### Material:

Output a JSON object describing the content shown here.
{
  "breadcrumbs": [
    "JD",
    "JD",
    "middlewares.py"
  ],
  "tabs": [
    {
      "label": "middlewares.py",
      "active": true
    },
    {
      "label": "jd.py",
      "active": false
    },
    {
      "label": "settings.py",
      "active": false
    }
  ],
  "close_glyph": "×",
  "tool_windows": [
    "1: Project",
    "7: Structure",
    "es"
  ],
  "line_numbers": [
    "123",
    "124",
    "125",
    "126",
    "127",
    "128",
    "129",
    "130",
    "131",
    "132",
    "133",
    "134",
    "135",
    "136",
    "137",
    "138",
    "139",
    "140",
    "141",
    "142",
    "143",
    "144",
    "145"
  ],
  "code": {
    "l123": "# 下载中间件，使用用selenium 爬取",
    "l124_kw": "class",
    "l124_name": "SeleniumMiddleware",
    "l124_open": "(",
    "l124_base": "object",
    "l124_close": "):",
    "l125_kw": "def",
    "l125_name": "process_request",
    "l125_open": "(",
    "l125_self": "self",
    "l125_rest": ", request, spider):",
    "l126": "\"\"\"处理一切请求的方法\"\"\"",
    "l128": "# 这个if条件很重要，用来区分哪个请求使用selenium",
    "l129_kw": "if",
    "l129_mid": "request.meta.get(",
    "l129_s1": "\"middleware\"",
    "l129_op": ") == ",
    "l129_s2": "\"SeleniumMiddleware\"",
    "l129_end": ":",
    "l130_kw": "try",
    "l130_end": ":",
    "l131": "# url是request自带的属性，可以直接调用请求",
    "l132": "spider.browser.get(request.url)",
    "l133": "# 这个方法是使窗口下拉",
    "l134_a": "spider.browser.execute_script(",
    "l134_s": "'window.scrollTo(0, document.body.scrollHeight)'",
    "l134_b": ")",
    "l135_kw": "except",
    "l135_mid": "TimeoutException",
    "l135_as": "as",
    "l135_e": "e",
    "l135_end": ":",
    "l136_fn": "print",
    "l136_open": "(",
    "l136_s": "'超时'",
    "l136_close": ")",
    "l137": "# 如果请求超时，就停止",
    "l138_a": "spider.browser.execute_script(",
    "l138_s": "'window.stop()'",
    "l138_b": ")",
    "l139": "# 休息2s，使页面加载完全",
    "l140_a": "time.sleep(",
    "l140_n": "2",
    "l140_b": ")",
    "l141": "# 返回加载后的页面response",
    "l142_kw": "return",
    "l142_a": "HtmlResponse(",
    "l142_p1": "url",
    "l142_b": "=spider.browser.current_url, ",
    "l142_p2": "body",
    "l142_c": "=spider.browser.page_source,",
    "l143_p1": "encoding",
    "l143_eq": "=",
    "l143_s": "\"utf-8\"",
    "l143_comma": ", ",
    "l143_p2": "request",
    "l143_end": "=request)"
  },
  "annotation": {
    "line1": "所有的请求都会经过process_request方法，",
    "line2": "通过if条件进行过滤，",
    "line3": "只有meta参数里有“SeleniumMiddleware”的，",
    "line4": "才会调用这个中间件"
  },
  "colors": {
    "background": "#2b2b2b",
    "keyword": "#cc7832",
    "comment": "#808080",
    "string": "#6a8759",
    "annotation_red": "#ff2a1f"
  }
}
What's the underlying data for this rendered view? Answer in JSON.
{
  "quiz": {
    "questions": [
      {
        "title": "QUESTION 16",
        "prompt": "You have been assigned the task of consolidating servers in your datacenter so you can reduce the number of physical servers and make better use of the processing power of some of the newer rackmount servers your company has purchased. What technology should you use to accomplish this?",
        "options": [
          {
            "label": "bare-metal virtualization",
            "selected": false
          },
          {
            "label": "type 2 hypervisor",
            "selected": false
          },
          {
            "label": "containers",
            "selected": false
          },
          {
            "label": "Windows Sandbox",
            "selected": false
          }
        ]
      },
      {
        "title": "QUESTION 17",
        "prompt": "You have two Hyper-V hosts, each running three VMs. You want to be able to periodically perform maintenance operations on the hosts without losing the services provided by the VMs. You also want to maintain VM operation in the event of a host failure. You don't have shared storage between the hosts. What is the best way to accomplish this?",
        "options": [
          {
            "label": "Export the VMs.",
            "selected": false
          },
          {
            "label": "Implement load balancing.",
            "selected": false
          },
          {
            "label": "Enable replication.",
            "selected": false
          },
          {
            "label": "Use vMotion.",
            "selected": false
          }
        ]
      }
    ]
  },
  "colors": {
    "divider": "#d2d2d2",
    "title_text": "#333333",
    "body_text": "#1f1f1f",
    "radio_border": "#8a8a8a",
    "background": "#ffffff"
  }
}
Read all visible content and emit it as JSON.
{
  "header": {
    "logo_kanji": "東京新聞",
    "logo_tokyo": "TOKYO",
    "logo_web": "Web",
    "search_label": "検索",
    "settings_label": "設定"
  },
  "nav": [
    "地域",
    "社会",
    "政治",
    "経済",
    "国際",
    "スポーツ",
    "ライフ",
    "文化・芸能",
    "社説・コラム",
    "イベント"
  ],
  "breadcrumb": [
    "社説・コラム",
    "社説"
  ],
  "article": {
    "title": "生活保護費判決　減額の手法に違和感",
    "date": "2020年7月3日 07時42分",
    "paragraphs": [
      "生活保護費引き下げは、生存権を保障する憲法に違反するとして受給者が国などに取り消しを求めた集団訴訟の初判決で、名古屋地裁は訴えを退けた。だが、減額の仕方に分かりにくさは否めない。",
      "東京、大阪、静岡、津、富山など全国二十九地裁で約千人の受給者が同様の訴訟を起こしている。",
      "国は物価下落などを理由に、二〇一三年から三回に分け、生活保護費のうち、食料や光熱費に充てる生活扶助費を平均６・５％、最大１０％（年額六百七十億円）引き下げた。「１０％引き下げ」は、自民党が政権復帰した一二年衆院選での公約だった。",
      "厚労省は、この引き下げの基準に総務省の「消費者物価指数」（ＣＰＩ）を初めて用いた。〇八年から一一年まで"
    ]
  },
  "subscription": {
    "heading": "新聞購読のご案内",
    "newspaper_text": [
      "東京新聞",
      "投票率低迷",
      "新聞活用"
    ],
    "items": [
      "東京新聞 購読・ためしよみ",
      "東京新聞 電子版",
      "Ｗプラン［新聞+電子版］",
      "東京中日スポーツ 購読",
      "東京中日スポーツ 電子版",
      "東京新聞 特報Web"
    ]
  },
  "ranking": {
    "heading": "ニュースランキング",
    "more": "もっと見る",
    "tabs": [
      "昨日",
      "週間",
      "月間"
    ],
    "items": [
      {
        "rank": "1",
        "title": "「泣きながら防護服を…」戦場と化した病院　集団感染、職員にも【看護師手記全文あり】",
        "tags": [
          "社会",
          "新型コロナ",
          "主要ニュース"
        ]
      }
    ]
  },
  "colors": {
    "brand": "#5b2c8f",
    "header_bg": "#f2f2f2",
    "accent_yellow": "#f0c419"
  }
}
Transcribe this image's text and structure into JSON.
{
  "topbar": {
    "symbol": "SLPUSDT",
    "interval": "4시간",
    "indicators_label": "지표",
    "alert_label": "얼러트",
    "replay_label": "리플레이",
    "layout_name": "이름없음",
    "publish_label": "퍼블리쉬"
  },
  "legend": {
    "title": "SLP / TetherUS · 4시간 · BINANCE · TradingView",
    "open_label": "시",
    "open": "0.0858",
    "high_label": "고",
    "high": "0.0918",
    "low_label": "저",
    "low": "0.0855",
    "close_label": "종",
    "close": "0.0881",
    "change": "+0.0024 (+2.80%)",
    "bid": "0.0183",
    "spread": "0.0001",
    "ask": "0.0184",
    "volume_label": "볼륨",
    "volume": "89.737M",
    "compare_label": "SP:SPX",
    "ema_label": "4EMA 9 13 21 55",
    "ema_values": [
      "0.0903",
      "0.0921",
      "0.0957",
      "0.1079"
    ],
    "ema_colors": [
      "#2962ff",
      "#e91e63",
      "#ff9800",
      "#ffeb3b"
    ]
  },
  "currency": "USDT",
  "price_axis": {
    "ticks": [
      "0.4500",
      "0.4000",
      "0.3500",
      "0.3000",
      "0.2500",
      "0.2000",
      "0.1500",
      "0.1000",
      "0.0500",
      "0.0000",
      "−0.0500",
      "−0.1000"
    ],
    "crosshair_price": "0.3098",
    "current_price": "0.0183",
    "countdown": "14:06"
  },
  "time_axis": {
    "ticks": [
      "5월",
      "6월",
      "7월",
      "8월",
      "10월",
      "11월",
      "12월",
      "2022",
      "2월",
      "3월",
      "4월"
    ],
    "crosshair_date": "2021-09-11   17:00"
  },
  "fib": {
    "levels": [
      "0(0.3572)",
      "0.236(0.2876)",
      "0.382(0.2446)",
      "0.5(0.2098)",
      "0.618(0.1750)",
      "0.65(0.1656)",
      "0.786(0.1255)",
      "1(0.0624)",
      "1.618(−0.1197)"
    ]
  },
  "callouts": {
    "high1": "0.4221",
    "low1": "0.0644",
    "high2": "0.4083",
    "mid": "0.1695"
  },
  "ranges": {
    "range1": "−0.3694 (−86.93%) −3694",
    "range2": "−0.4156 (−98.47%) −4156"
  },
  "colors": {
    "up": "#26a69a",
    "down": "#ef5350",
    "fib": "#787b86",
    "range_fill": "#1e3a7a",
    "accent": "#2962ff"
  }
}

### Aim of the exercise:
Where a line holds the string "JSON", copy that line.

### Task solution:
Output a JSON object describing the content shown here.
What's the underlying data for this rendered view? Answer in JSON.
Read all visible content and emit it as JSON.
Transcribe this image's text and structure into JSON.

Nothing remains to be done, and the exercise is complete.